▶ _STATED PROBLEM_: Every line of the records must be repeated exactly; pictures stay out.

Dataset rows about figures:
>>
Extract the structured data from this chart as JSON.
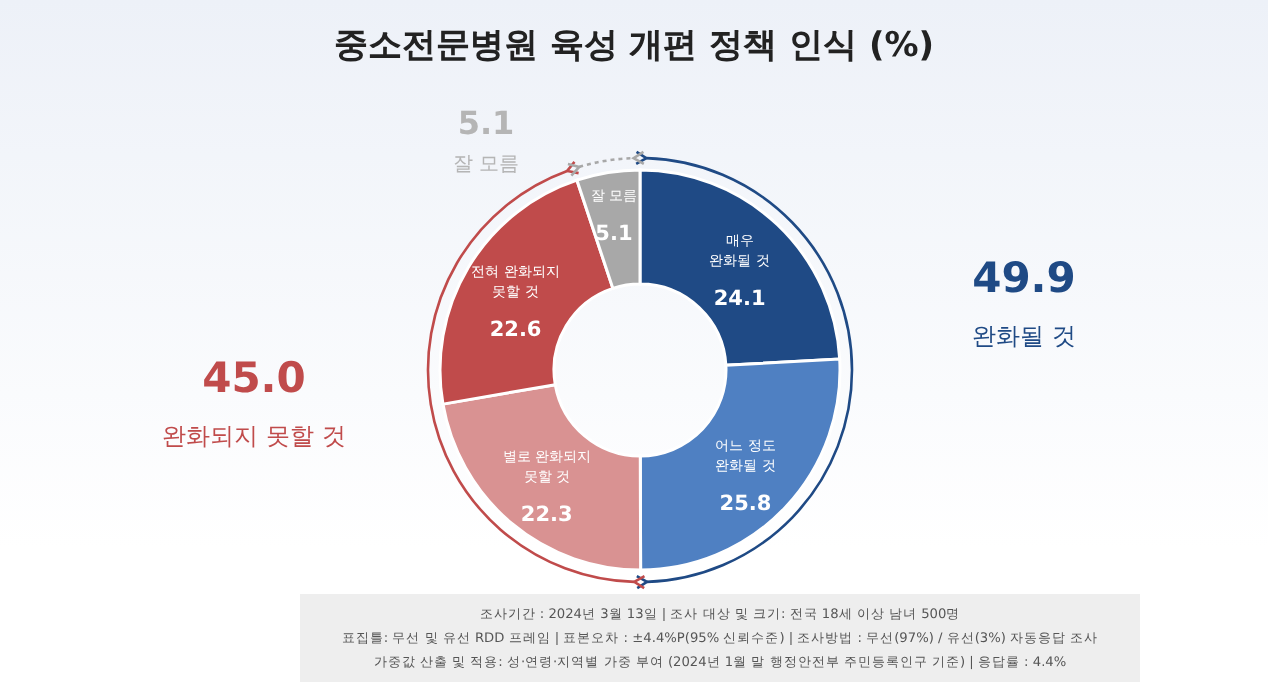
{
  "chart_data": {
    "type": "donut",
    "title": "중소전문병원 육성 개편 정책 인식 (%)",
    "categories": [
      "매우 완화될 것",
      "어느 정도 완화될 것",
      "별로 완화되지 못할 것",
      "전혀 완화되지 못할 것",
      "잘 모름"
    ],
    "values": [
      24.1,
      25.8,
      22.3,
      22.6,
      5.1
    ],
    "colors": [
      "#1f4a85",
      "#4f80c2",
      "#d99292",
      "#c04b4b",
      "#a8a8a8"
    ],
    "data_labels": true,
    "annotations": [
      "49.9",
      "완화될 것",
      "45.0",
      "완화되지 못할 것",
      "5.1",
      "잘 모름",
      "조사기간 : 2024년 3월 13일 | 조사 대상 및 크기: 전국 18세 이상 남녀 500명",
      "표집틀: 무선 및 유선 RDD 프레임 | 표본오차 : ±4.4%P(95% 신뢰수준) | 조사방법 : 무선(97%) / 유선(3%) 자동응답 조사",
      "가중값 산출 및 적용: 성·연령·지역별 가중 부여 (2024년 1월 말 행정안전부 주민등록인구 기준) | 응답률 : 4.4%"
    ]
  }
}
<<
▶ _RESPONSE TO THE EXERCISE_:
Extract the structured data from this chart as JSON.
{
  "chart_data": {
    "type": "donut",
    "title": "중소전문병원 육성 개편 정책 인식 (%)",
    "categories": [
      "매우 완화될 것",
      "어느 정도 완화될 것",
      "별로 완화되지 못할 것",
      "전혀 완화되지 못할 것",
      "잘 모름"
    ],
    "values": [
      24.1,
      25.8,
      22.3,
      22.6,
      5.1
    ],
    "colors": [
      "#1f4a85",
      "#4f80c2",
      "#d99292",
      "#c04b4b",
      "#a8a8a8"
    ],
    "data_labels": true,
    "annotations": [
      "49.9",
      "완화될 것",
      "45.0",
      "완화되지 못할 것",
      "5.1",
      "잘 모름",
      "조사기간 : 2024년 3월 13일 | 조사 대상 및 크기: 전국 18세 이상 남녀 500명",
      "표집틀: 무선 및 유선 RDD 프레임 | 표본오차 : ±4.4%P(95% 신뢰수준) | 조사방법 : 무선(97%) / 유선(3%) 자동응답 조사",
      "가중값 산출 및 적용: 성·연령·지역별 가중 부여 (2024년 1월 말 행정안전부 주민등록인구 기준) | 응답률 : 4.4%"
    ]
  }
}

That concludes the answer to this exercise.